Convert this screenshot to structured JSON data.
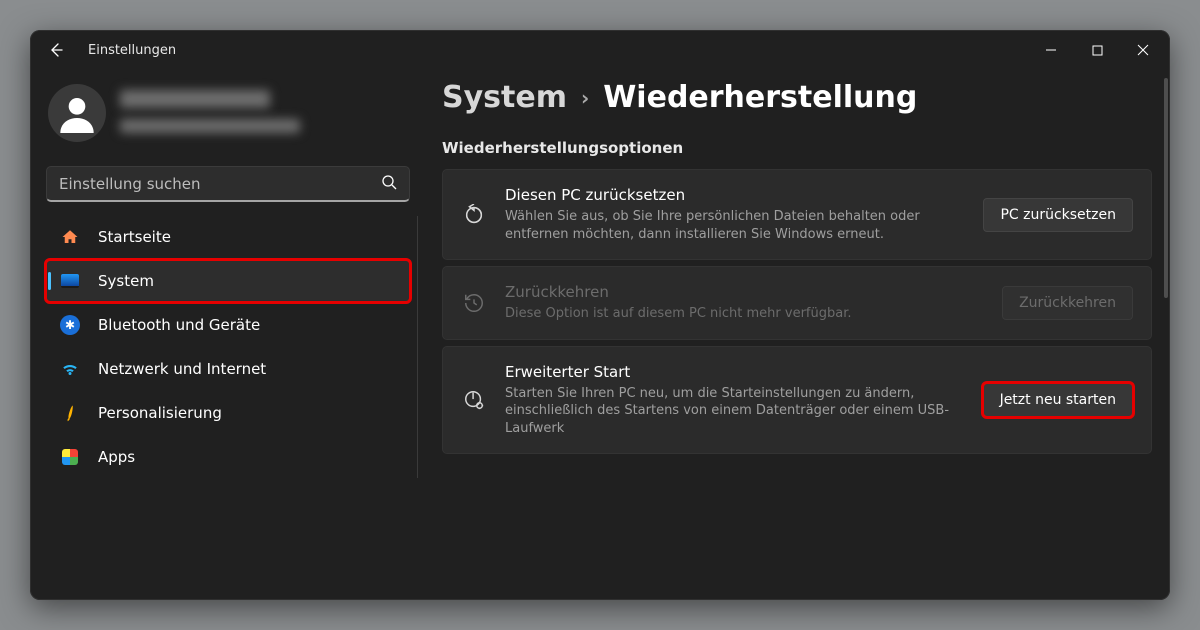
{
  "titlebar": {
    "app_title": "Einstellungen"
  },
  "search": {
    "placeholder": "Einstellung suchen"
  },
  "sidebar": {
    "items": [
      {
        "label": "Startseite"
      },
      {
        "label": "System"
      },
      {
        "label": "Bluetooth und Geräte"
      },
      {
        "label": "Netzwerk und Internet"
      },
      {
        "label": "Personalisierung"
      },
      {
        "label": "Apps"
      }
    ]
  },
  "breadcrumb": {
    "parent": "System",
    "current": "Wiederherstellung"
  },
  "section_title": "Wiederherstellungsoptionen",
  "cards": {
    "reset": {
      "title": "Diesen PC zurücksetzen",
      "desc": "Wählen Sie aus, ob Sie Ihre persönlichen Dateien behalten oder entfernen möchten, dann installieren Sie Windows erneut.",
      "button": "PC zurücksetzen"
    },
    "goback": {
      "title": "Zurückkehren",
      "desc": "Diese Option ist auf diesem PC nicht mehr verfügbar.",
      "button": "Zurückkehren"
    },
    "advanced": {
      "title": "Erweiterter Start",
      "desc": "Starten Sie Ihren PC neu, um die Starteinstellungen zu ändern, einschließlich des Startens von einem Datenträger oder einem USB-Laufwerk",
      "button": "Jetzt neu starten"
    }
  }
}
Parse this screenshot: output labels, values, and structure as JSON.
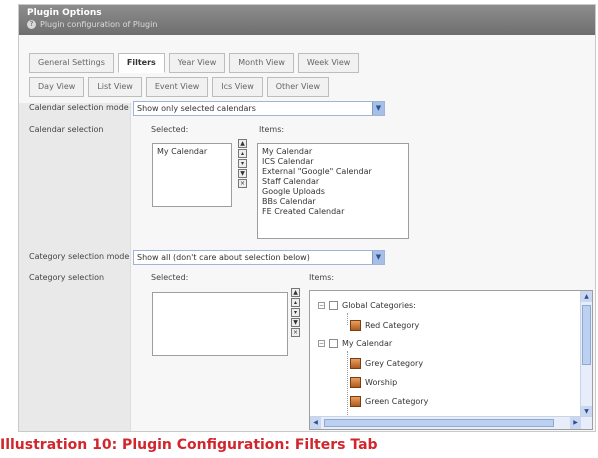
{
  "header": {
    "title": "Plugin Options",
    "subtitle": "Plugin configuration of Plugin",
    "help_icon": "help-icon"
  },
  "tabs_row1": [
    "General Settings",
    "Filters",
    "Year View",
    "Month View",
    "Week View"
  ],
  "tabs_row2": [
    "Day View",
    "List View",
    "Event View",
    "Ics View",
    "Other View"
  ],
  "active_tab": "Filters",
  "calendar_mode": {
    "label": "Calendar selection mode",
    "value": "Show only selected calendars"
  },
  "calendar_selection": {
    "label": "Calendar selection",
    "selected_label": "Selected:",
    "items_label": "Items:",
    "selected": [
      "My Calendar"
    ],
    "items": [
      "My Calendar",
      "ICS Calendar",
      "External \"Google\" Calendar",
      "Staff Calendar",
      "Google Uploads",
      "BBs Calendar",
      "FE Created Calendar"
    ]
  },
  "category_mode": {
    "label": "Category selection mode",
    "value": "Show all (don't care about selection below)"
  },
  "category_selection": {
    "label": "Category selection",
    "selected_label": "Selected:",
    "items_label": "Items:",
    "tree": {
      "group1": "Global Categories:",
      "group1_items": [
        "Red Category"
      ],
      "group2": "My Calendar",
      "group2_items": [
        "Grey Category",
        "Worship",
        "Green Category"
      ]
    }
  },
  "caption": "Illustration 10: Plugin Configuration: Filters Tab"
}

◆ ◆ ◆

#### YOUR INSTRUCTIONS
Retype the whole listing exactly and leave the pictures out.

#### SOLUTION FOR THIS EXERCISE
Convert this screenshot to structured JSON data.
{
  "titlebar": {
    "app_title": "Einstellungen"
  },
  "search": {
    "placeholder": "Einstellung suchen"
  },
  "sidebar": {
    "items": [
      {
        "label": "Startseite"
      },
      {
        "label": "System"
      },
      {
        "label": "Bluetooth und Geräte"
      },
      {
        "label": "Netzwerk und Internet"
      },
      {
        "label": "Personalisierung"
      },
      {
        "label": "Apps"
      }
    ]
  },
  "breadcrumb": {
    "parent": "System",
    "current": "Wiederherstellung"
  },
  "section_title": "Wiederherstellungsoptionen",
  "cards": {
    "reset": {
      "title": "Diesen PC zurücksetzen",
      "desc": "Wählen Sie aus, ob Sie Ihre persönlichen Dateien behalten oder entfernen möchten, dann installieren Sie Windows erneut.",
      "button": "PC zurücksetzen"
    },
    "goback": {
      "title": "Zurückkehren",
      "desc": "Diese Option ist auf diesem PC nicht mehr verfügbar.",
      "button": "Zurückkehren"
    },
    "advanced": {
      "title": "Erweiterter Start",
      "desc": "Starten Sie Ihren PC neu, um die Starteinstellungen zu ändern, einschließlich des Startens von einem Datenträger oder einem USB-Laufwerk",
      "button": "Jetzt neu starten"
    }
  }
}
Parse this screenshot: output labels, values, and structure as JSON.
{
  "header": {
    "title": "Plugin Options",
    "subtitle": "Plugin configuration of Plugin",
    "help_icon": "help-icon"
  },
  "tabs_row1": [
    "General Settings",
    "Filters",
    "Year View",
    "Month View",
    "Week View"
  ],
  "tabs_row2": [
    "Day View",
    "List View",
    "Event View",
    "Ics View",
    "Other View"
  ],
  "active_tab": "Filters",
  "calendar_mode": {
    "label": "Calendar selection mode",
    "value": "Show only selected calendars"
  },
  "calendar_selection": {
    "label": "Calendar selection",
    "selected_label": "Selected:",
    "items_label": "Items:",
    "selected": [
      "My Calendar"
    ],
    "items": [
      "My Calendar",
      "ICS Calendar",
      "External \"Google\" Calendar",
      "Staff Calendar",
      "Google Uploads",
      "BBs Calendar",
      "FE Created Calendar"
    ]
  },
  "category_mode": {
    "label": "Category selection mode",
    "value": "Show all (don't care about selection below)"
  },
  "category_selection": {
    "label": "Category selection",
    "selected_label": "Selected:",
    "items_label": "Items:",
    "tree": {
      "group1": "Global Categories:",
      "group1_items": [
        "Red Category"
      ],
      "group2": "My Calendar",
      "group2_items": [
        "Grey Category",
        "Worship",
        "Green Category"
      ]
    }
  },
  "caption": "Illustration 10: Plugin Configuration: Filters Tab"
}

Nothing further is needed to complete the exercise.